■ EXERCISE OBJECTIVE:
Pull out from the material below all lines with "gian".

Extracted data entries

•••••

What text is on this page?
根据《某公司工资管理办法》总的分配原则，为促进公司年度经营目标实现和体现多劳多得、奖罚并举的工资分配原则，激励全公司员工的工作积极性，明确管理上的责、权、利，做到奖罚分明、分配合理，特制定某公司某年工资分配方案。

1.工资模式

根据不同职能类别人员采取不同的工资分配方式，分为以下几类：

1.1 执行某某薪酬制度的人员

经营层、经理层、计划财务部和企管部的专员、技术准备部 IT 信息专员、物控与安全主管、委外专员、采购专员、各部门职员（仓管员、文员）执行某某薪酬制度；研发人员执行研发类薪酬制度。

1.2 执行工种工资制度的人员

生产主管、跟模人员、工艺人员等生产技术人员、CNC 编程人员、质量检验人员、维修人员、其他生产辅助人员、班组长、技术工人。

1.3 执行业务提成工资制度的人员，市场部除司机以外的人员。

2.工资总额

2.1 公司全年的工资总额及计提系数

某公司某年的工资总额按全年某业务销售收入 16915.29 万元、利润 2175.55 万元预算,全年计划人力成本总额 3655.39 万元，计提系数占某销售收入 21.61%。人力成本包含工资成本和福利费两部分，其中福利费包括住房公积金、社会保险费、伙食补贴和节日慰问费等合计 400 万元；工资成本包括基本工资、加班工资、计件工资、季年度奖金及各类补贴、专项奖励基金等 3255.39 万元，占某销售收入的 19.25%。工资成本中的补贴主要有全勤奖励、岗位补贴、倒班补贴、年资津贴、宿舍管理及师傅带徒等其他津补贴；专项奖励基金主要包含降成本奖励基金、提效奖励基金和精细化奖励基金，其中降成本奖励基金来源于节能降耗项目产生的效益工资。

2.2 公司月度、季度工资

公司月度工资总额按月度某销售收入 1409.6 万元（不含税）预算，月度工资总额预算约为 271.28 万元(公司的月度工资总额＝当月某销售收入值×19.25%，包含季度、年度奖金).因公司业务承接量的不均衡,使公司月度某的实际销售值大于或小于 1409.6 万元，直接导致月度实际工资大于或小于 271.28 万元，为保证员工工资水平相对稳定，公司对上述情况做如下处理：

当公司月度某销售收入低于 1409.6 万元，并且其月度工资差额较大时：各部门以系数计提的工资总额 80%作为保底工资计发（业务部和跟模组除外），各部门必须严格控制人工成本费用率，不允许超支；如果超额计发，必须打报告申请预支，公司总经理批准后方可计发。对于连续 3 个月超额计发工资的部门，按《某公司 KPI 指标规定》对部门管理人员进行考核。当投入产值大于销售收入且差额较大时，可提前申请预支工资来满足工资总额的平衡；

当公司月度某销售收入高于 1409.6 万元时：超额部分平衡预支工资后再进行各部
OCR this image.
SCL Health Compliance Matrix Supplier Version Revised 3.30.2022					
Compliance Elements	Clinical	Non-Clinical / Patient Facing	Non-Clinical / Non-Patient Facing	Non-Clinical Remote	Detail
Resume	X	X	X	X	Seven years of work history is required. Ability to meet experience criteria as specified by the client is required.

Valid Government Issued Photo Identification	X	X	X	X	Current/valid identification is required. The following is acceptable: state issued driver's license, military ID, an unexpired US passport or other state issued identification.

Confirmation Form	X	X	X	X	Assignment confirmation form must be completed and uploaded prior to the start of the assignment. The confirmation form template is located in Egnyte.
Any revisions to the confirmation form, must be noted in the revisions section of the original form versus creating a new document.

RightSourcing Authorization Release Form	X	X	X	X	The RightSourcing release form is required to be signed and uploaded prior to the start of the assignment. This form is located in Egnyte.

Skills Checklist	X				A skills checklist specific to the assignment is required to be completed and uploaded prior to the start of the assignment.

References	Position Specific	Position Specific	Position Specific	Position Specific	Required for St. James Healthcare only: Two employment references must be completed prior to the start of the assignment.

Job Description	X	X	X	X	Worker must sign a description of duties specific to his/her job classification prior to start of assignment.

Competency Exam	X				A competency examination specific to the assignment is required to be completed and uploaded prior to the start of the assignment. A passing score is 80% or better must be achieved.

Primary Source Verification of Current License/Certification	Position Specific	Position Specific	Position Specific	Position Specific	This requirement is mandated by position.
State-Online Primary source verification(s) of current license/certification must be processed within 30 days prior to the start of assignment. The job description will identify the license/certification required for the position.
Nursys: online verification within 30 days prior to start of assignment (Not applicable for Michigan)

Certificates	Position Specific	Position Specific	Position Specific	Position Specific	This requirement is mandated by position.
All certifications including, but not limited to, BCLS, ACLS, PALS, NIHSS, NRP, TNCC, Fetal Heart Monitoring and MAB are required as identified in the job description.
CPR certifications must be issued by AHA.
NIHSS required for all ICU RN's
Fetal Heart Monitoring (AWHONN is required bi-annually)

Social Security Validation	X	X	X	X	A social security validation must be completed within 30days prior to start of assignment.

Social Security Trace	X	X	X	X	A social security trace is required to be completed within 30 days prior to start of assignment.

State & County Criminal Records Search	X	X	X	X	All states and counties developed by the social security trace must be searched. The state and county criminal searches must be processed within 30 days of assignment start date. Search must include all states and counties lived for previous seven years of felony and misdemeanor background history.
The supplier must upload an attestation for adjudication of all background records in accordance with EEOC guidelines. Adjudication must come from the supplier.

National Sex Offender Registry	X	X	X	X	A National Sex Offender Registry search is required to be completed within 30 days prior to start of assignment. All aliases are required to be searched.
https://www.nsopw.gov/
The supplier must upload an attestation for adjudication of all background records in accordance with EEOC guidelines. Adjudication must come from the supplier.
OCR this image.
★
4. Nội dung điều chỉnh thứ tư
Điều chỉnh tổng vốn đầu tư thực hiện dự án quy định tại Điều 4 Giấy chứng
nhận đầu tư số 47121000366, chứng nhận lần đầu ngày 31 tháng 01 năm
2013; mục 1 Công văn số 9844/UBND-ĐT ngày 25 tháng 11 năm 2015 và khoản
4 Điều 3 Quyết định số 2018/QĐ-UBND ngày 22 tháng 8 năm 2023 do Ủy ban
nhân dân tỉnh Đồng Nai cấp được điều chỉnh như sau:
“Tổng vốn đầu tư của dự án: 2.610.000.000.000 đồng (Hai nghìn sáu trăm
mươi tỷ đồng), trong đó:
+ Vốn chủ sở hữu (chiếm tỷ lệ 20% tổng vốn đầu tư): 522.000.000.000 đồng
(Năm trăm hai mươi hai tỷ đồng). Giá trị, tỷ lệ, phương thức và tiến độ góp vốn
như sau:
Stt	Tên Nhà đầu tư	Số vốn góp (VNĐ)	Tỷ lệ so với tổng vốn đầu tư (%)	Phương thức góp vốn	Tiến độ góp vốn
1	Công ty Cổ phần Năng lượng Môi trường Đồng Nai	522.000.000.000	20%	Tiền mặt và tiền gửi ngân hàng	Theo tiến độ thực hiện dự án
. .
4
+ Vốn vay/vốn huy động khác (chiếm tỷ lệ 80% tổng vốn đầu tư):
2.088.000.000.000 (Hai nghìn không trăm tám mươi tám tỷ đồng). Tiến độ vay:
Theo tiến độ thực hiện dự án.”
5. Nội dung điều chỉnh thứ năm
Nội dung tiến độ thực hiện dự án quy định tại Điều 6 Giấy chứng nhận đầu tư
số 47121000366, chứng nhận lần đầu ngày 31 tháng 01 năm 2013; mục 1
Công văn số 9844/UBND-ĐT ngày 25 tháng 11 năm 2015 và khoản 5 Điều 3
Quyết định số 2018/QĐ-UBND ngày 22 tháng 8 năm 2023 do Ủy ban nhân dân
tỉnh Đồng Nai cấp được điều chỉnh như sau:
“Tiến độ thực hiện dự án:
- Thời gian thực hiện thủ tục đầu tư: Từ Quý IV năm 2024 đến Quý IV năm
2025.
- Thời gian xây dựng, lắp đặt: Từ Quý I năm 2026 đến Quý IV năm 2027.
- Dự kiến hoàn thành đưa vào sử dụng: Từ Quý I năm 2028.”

•••••

■ RIGHT ANSWER:
- Thời gian thực hiện thủ tục đầu tư: Từ Quý IV năm 2024 đến Quý IV năm
- Thời gian xây dựng, lắp đặt: Từ Quý I năm 2026 đến Quý IV năm 2027.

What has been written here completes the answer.